- **GIVEN PROBLEM**: Repeat every record below exactly, leaving out the pictures.

DATA ENTRIES start

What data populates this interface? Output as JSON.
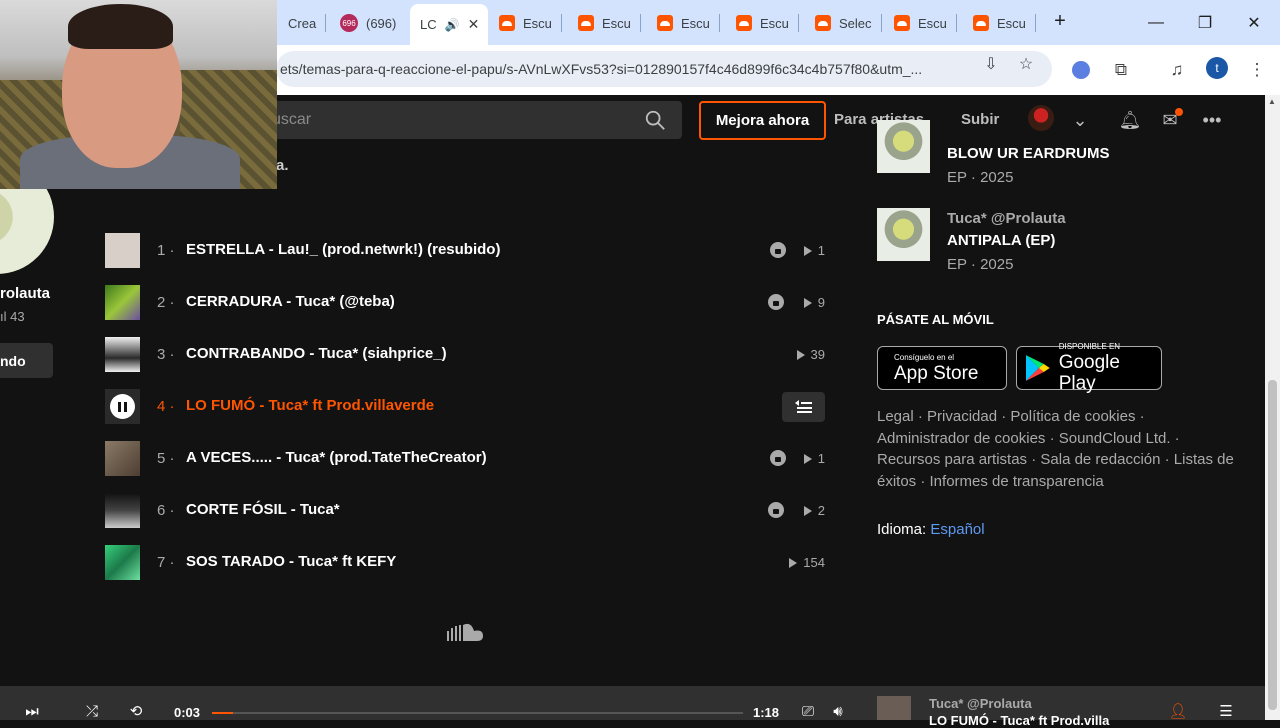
{
  "browser": {
    "tabs": [
      {
        "label": "Crea",
        "type": "partial"
      },
      {
        "label": "(696)",
        "type": "badge",
        "badge": "696"
      },
      {
        "label": "LC",
        "type": "active"
      },
      {
        "label": "Escu",
        "type": "sc"
      },
      {
        "label": "Escu",
        "type": "sc"
      },
      {
        "label": "Escu",
        "type": "sc"
      },
      {
        "label": "Escu",
        "type": "sc"
      },
      {
        "label": "Selec",
        "type": "sc"
      },
      {
        "label": "Escu",
        "type": "sc"
      },
      {
        "label": "Escu",
        "type": "sc"
      }
    ],
    "url": "ets/temas-para-q-reaccione-el-papu/s-AVnLwXFvs53?si=012890157f4c46d899f6c34c4b757f80&utm_...",
    "profile_initial": "t"
  },
  "header": {
    "search_placeholder": "uscar",
    "upgrade_label": "Mejora ahora",
    "for_artists_label": "Para artistas",
    "upload_label": "Subir"
  },
  "left_panel": {
    "description_fragment": "a.",
    "username": "rolauta",
    "follower_count": "43",
    "follow_button_label": "ndo"
  },
  "tracks": [
    {
      "number": "1",
      "title": "ESTRELLA - Lau!_ (prod.netwrk!) (resubido)",
      "plays": "1",
      "private": true,
      "playing": false,
      "thumb": "#d8d0c8"
    },
    {
      "number": "2",
      "title": "CERRADURA - Tuca* (@teba)",
      "plays": "9",
      "private": true,
      "playing": false,
      "thumb": "#4a8a2a"
    },
    {
      "number": "3",
      "title": "CONTRABANDO - Tuca* (siahprice_)",
      "plays": "39",
      "private": false,
      "playing": false,
      "thumb": "#e8e8e8"
    },
    {
      "number": "4",
      "title": "LO FUMÓ - Tuca* ft Prod.villaverde",
      "plays": "",
      "private": false,
      "playing": true,
      "thumb": "#222222"
    },
    {
      "number": "5",
      "title": "A VECES..... - Tuca* (prod.TateTheCreator)",
      "plays": "1",
      "private": true,
      "playing": false,
      "thumb": "#6b5a48"
    },
    {
      "number": "6",
      "title": "CORTE FÓSIL - Tuca*",
      "plays": "2",
      "private": true,
      "playing": false,
      "thumb": "#2b2b2b"
    },
    {
      "number": "7",
      "title": "SOS TARADO - Tuca* ft KEFY",
      "plays": "154",
      "private": false,
      "playing": false,
      "thumb": "#3bbf6a"
    }
  ],
  "sidebar": {
    "releases": [
      {
        "artist": "",
        "title": "BLOW UR EARDRUMS",
        "meta": "EP · 2025"
      },
      {
        "artist": "Tuca* @Prolauta",
        "title": "ANTIPALA (EP)",
        "meta": "EP · 2025"
      }
    ],
    "mobile_heading": "PÁSATE AL MÓVIL",
    "app_store": {
      "small": "Consíguelo en el",
      "big": "App Store"
    },
    "google_play": {
      "small": "DISPONIBLE EN",
      "big": "Google Play"
    },
    "footer_links": "Legal · Privacidad · Política de cookies · Administrador de cookies · SoundCloud Ltd. · Recursos para artistas · Sala de redacción · Listas de éxitos · Informes de transparencia",
    "language_label": "Idioma:",
    "language_value": "Español"
  },
  "player": {
    "current_time": "0:03",
    "duration": "1:18",
    "progress": 0.04,
    "now_playing_artist": "Tuca* @Prolauta",
    "now_playing_title": "LO FUMÓ - Tuca* ft Prod.villa"
  },
  "colors": {
    "accent": "#ff5500",
    "background": "#121212",
    "link": "#5d9af2"
  }
}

DATA ENTRIES end

- **EXERCISE RESPONSE**:
What data populates this interface? Output as JSON.
{
  "browser": {
    "tabs": [
      {
        "label": "Crea",
        "type": "partial"
      },
      {
        "label": "(696)",
        "type": "badge",
        "badge": "696"
      },
      {
        "label": "LC",
        "type": "active"
      },
      {
        "label": "Escu",
        "type": "sc"
      },
      {
        "label": "Escu",
        "type": "sc"
      },
      {
        "label": "Escu",
        "type": "sc"
      },
      {
        "label": "Escu",
        "type": "sc"
      },
      {
        "label": "Selec",
        "type": "sc"
      },
      {
        "label": "Escu",
        "type": "sc"
      },
      {
        "label": "Escu",
        "type": "sc"
      }
    ],
    "url": "ets/temas-para-q-reaccione-el-papu/s-AVnLwXFvs53?si=012890157f4c46d899f6c34c4b757f80&utm_...",
    "profile_initial": "t"
  },
  "header": {
    "search_placeholder": "uscar",
    "upgrade_label": "Mejora ahora",
    "for_artists_label": "Para artistas",
    "upload_label": "Subir"
  },
  "left_panel": {
    "description_fragment": "a.",
    "username": "rolauta",
    "follower_count": "43",
    "follow_button_label": "ndo"
  },
  "tracks": [
    {
      "number": "1",
      "title": "ESTRELLA - Lau!_ (prod.netwrk!) (resubido)",
      "plays": "1",
      "private": true,
      "playing": false,
      "thumb": "#d8d0c8"
    },
    {
      "number": "2",
      "title": "CERRADURA - Tuca* (@teba)",
      "plays": "9",
      "private": true,
      "playing": false,
      "thumb": "#4a8a2a"
    },
    {
      "number": "3",
      "title": "CONTRABANDO - Tuca* (siahprice_)",
      "plays": "39",
      "private": false,
      "playing": false,
      "thumb": "#e8e8e8"
    },
    {
      "number": "4",
      "title": "LO FUMÓ - Tuca* ft Prod.villaverde",
      "plays": "",
      "private": false,
      "playing": true,
      "thumb": "#222222"
    },
    {
      "number": "5",
      "title": "A VECES..... - Tuca* (prod.TateTheCreator)",
      "plays": "1",
      "private": true,
      "playing": false,
      "thumb": "#6b5a48"
    },
    {
      "number": "6",
      "title": "CORTE FÓSIL - Tuca*",
      "plays": "2",
      "private": true,
      "playing": false,
      "thumb": "#2b2b2b"
    },
    {
      "number": "7",
      "title": "SOS TARADO - Tuca* ft KEFY",
      "plays": "154",
      "private": false,
      "playing": false,
      "thumb": "#3bbf6a"
    }
  ],
  "sidebar": {
    "releases": [
      {
        "artist": "",
        "title": "BLOW UR EARDRUMS",
        "meta": "EP · 2025"
      },
      {
        "artist": "Tuca* @Prolauta",
        "title": "ANTIPALA (EP)",
        "meta": "EP · 2025"
      }
    ],
    "mobile_heading": "PÁSATE AL MÓVIL",
    "app_store": {
      "small": "Consíguelo en el",
      "big": "App Store"
    },
    "google_play": {
      "small": "DISPONIBLE EN",
      "big": "Google Play"
    },
    "footer_links": "Legal · Privacidad · Política de cookies · Administrador de cookies · SoundCloud Ltd. · Recursos para artistas · Sala de redacción · Listas de éxitos · Informes de transparencia",
    "language_label": "Idioma:",
    "language_value": "Español"
  },
  "player": {
    "current_time": "0:03",
    "duration": "1:18",
    "progress": 0.04,
    "now_playing_artist": "Tuca* @Prolauta",
    "now_playing_title": "LO FUMÓ - Tuca* ft Prod.villa"
  },
  "colors": {
    "accent": "#ff5500",
    "background": "#121212",
    "link": "#5d9af2"
  }
}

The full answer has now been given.